:: RECORDED DATA ::

* BEGIN *

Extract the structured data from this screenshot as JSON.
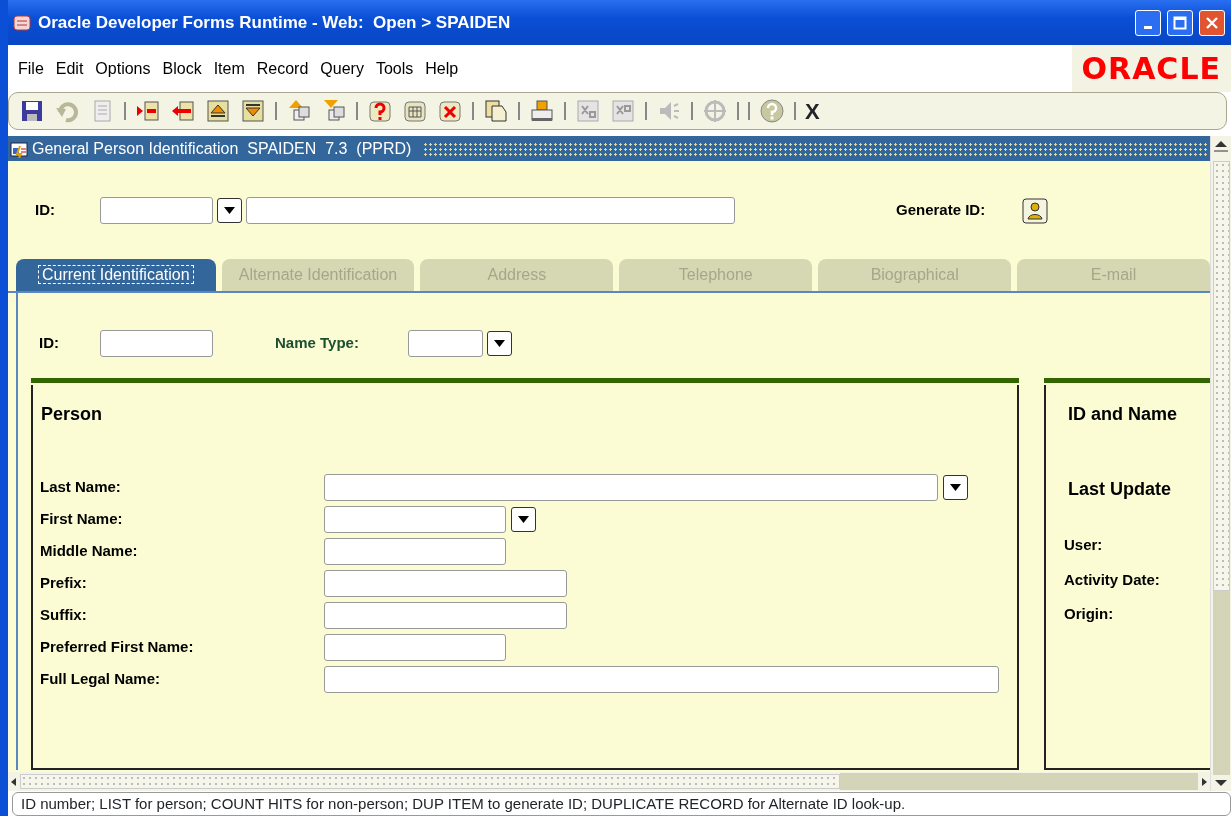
{
  "window": {
    "title": "Oracle Developer Forms Runtime - Web:  Open > SPAIDEN"
  },
  "menu": [
    "File",
    "Edit",
    "Options",
    "Block",
    "Item",
    "Record",
    "Query",
    "Tools",
    "Help"
  ],
  "logo": "ORACLE",
  "toolbar": {
    "exit_label": "X"
  },
  "form": {
    "title": "General Person Identification  SPAIDEN  7.3  (PPRD)",
    "key_block": {
      "id_label": "ID:",
      "generate_label": "Generate ID:"
    },
    "tabs": [
      {
        "label": "Current Identification",
        "selected": true
      },
      {
        "label": "Alternate Identification",
        "selected": false
      },
      {
        "label": "Address",
        "selected": false
      },
      {
        "label": "Telephone",
        "selected": false
      },
      {
        "label": "Biographical",
        "selected": false
      },
      {
        "label": "E-mail",
        "selected": false
      }
    ],
    "id_label": "ID:",
    "name_type_label": "Name Type:",
    "person": {
      "title": "Person",
      "fields": [
        {
          "label": "Last Name:",
          "dropdown": true
        },
        {
          "label": "First Name:",
          "dropdown": true
        },
        {
          "label": "Middle Name:",
          "dropdown": false
        },
        {
          "label": "Prefix:",
          "dropdown": false
        },
        {
          "label": "Suffix:",
          "dropdown": false
        },
        {
          "label": "Preferred First Name:",
          "dropdown": false
        },
        {
          "label": "Full Legal Name:",
          "dropdown": false
        }
      ]
    },
    "id_name": {
      "title": "ID and Name",
      "subtitle": "Last Update",
      "labels": [
        "User:",
        "Activity Date:",
        "Origin:"
      ]
    }
  },
  "status_bar": "ID number; LIST for person; COUNT HITS for non-person; DUP ITEM to generate ID; DUPLICATE RECORD for Alternate ID look-up."
}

* END *

:: WHAT THE TASK REQUIRES ::
Give back every line exactly as it stands, pictures excluded.

:: RESPONSE TO THIS TASK ::
Extract the structured data from this screenshot as JSON.
{
  "window": {
    "title": "Oracle Developer Forms Runtime - Web:  Open > SPAIDEN"
  },
  "menu": [
    "File",
    "Edit",
    "Options",
    "Block",
    "Item",
    "Record",
    "Query",
    "Tools",
    "Help"
  ],
  "logo": "ORACLE",
  "toolbar": {
    "exit_label": "X"
  },
  "form": {
    "title": "General Person Identification  SPAIDEN  7.3  (PPRD)",
    "key_block": {
      "id_label": "ID:",
      "generate_label": "Generate ID:"
    },
    "tabs": [
      {
        "label": "Current Identification",
        "selected": true
      },
      {
        "label": "Alternate Identification",
        "selected": false
      },
      {
        "label": "Address",
        "selected": false
      },
      {
        "label": "Telephone",
        "selected": false
      },
      {
        "label": "Biographical",
        "selected": false
      },
      {
        "label": "E-mail",
        "selected": false
      }
    ],
    "id_label": "ID:",
    "name_type_label": "Name Type:",
    "person": {
      "title": "Person",
      "fields": [
        {
          "label": "Last Name:",
          "dropdown": true
        },
        {
          "label": "First Name:",
          "dropdown": true
        },
        {
          "label": "Middle Name:",
          "dropdown": false
        },
        {
          "label": "Prefix:",
          "dropdown": false
        },
        {
          "label": "Suffix:",
          "dropdown": false
        },
        {
          "label": "Preferred First Name:",
          "dropdown": false
        },
        {
          "label": "Full Legal Name:",
          "dropdown": false
        }
      ]
    },
    "id_name": {
      "title": "ID and Name",
      "subtitle": "Last Update",
      "labels": [
        "User:",
        "Activity Date:",
        "Origin:"
      ]
    }
  },
  "status_bar": "ID number; LIST for person; COUNT HITS for non-person; DUP ITEM to generate ID; DUPLICATE RECORD for Alternate ID look-up."
}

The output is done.